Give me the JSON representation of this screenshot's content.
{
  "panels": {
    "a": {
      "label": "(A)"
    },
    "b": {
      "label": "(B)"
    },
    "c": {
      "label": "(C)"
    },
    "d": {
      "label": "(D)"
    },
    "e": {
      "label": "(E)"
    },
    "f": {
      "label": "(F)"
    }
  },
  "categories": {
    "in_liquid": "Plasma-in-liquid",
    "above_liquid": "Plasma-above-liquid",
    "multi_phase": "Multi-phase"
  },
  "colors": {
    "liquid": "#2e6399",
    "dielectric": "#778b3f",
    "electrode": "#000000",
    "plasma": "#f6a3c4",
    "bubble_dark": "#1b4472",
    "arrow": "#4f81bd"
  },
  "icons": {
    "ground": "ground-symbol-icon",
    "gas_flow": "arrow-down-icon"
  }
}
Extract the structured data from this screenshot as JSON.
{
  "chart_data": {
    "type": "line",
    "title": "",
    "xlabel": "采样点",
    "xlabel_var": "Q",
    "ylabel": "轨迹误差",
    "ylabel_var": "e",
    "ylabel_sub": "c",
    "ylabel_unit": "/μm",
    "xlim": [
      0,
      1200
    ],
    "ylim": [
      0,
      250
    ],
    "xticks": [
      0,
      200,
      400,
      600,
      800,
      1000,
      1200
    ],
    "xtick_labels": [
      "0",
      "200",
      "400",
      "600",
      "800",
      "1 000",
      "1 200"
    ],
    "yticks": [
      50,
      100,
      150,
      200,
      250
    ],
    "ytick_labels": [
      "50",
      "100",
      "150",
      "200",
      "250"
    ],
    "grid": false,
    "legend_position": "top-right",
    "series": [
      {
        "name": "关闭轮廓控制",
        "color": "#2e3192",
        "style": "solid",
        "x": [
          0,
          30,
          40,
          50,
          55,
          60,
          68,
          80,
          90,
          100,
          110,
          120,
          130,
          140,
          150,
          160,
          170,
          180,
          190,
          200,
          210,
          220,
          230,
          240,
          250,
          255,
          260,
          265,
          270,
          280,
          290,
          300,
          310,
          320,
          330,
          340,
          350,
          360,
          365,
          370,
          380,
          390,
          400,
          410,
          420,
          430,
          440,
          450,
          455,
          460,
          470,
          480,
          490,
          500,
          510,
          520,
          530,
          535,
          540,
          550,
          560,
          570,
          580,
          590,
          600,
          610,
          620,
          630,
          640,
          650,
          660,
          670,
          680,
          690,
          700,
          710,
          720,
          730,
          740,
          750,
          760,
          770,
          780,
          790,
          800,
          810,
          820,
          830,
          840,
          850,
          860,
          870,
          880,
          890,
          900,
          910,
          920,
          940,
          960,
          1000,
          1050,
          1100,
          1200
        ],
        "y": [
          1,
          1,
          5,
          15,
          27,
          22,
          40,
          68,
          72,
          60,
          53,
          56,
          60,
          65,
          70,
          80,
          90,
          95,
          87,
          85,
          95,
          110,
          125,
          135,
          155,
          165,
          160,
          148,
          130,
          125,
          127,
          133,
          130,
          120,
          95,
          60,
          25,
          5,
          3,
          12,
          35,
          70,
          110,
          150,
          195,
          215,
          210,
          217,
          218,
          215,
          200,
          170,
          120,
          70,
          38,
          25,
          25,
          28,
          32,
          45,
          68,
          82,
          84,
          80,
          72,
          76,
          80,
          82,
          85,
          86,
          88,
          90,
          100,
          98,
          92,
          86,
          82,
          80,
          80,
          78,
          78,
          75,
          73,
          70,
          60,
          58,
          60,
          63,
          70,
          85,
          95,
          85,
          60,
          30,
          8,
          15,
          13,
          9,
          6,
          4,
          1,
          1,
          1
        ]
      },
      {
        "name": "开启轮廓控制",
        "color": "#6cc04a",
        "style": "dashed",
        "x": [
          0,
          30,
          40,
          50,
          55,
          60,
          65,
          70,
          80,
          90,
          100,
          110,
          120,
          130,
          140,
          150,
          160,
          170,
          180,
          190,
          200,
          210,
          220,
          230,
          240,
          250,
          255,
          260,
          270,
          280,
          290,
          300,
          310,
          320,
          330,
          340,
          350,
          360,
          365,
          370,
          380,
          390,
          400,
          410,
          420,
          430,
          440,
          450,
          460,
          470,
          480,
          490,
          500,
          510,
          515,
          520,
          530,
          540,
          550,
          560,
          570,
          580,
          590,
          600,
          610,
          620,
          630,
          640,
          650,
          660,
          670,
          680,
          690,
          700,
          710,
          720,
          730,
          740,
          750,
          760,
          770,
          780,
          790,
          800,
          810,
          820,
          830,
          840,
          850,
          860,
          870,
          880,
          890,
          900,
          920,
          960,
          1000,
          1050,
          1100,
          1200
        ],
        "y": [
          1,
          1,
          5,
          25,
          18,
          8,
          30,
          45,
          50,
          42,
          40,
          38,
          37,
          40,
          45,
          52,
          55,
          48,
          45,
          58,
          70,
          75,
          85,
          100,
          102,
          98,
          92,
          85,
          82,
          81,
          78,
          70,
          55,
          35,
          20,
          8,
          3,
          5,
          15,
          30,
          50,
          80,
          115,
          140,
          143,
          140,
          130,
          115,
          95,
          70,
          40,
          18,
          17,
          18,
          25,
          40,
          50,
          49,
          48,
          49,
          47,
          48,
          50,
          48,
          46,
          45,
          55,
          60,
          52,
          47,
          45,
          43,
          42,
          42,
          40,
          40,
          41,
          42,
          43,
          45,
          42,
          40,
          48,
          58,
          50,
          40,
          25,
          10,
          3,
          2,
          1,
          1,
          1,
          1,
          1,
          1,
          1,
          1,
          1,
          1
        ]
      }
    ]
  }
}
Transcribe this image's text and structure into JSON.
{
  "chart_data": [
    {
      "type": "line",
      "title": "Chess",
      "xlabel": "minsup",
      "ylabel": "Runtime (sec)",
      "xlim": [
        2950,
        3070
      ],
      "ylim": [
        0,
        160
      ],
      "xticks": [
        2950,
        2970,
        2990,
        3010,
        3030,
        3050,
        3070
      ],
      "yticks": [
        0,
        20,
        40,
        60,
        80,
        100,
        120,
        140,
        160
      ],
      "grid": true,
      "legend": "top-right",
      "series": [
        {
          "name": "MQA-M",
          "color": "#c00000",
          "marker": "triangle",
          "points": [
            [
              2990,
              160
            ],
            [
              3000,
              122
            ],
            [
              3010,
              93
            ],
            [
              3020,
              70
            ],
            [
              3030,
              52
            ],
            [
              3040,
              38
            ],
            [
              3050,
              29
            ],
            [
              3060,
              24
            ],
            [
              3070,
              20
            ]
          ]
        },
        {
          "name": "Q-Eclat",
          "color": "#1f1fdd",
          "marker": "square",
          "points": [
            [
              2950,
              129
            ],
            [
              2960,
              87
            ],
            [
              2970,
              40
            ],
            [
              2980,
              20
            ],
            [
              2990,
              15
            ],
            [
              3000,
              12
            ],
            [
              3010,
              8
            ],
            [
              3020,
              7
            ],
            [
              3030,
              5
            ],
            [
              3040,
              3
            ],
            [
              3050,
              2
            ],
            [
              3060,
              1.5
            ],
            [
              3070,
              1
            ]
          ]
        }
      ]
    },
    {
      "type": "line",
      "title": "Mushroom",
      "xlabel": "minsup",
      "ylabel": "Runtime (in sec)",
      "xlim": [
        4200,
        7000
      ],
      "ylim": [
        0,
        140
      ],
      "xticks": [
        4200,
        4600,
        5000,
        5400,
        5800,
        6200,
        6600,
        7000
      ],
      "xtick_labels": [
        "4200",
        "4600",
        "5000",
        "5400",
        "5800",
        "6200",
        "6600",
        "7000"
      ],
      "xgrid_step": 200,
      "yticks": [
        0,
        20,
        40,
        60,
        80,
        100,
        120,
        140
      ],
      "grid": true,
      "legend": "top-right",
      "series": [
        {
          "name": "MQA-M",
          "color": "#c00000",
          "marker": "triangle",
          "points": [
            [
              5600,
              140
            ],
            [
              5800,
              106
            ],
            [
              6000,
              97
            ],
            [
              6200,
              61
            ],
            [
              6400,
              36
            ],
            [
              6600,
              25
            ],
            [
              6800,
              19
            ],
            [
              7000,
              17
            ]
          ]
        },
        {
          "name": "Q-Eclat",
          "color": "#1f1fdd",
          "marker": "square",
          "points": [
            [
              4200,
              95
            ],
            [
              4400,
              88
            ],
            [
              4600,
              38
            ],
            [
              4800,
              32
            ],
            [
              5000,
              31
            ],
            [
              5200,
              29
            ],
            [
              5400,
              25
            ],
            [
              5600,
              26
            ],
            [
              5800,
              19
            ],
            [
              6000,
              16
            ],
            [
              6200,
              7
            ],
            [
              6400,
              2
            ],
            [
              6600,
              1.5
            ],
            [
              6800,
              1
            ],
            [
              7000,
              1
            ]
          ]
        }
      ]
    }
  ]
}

--------------------------------------------------

Lines of the listing that contain the word "liquid" are to be counted; report only their number.

* _Output_
3